'''
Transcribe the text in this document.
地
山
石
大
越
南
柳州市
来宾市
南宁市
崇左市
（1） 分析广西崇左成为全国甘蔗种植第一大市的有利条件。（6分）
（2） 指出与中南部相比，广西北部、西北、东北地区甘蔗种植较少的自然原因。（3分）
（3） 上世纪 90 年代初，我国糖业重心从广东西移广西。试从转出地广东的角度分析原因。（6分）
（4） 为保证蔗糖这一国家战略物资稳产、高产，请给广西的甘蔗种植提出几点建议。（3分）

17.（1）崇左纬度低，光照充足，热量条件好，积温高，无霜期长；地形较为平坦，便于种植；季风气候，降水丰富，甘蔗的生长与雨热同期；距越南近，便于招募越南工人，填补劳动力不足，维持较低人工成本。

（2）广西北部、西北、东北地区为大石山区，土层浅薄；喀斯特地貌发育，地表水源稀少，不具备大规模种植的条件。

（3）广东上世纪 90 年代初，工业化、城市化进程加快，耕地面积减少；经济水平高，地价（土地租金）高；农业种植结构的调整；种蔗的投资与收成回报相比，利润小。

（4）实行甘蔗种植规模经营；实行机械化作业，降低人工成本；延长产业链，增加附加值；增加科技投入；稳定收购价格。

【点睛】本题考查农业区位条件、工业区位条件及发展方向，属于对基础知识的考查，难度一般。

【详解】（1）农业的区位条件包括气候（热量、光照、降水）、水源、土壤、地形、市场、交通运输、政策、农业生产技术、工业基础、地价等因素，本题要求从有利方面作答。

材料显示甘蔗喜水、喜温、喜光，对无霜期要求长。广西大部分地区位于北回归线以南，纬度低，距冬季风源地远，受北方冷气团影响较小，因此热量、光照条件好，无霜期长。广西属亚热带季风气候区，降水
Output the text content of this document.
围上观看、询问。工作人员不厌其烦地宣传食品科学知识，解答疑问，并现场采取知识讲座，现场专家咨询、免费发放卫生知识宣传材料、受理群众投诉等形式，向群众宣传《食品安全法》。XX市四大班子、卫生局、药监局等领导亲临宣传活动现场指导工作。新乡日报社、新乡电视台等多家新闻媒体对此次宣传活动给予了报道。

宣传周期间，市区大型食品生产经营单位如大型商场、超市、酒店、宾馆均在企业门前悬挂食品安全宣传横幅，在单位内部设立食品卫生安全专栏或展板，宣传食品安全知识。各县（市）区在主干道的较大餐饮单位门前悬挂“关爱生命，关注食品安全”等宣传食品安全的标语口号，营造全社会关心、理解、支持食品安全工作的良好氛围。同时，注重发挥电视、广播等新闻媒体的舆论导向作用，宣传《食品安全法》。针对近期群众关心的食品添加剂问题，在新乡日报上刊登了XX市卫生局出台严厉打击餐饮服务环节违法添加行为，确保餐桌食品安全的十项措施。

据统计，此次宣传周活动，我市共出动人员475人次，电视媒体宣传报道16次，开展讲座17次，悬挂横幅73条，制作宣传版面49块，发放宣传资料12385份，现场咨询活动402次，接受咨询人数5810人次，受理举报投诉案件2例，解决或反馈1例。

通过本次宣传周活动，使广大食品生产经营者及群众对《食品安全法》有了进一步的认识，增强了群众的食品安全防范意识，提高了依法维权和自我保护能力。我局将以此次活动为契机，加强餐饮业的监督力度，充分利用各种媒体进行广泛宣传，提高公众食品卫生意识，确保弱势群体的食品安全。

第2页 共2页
'''
▶ What to work on: Count the lines in which the string "食品安全法" appears, then report only that figure.

▶ Task output: 3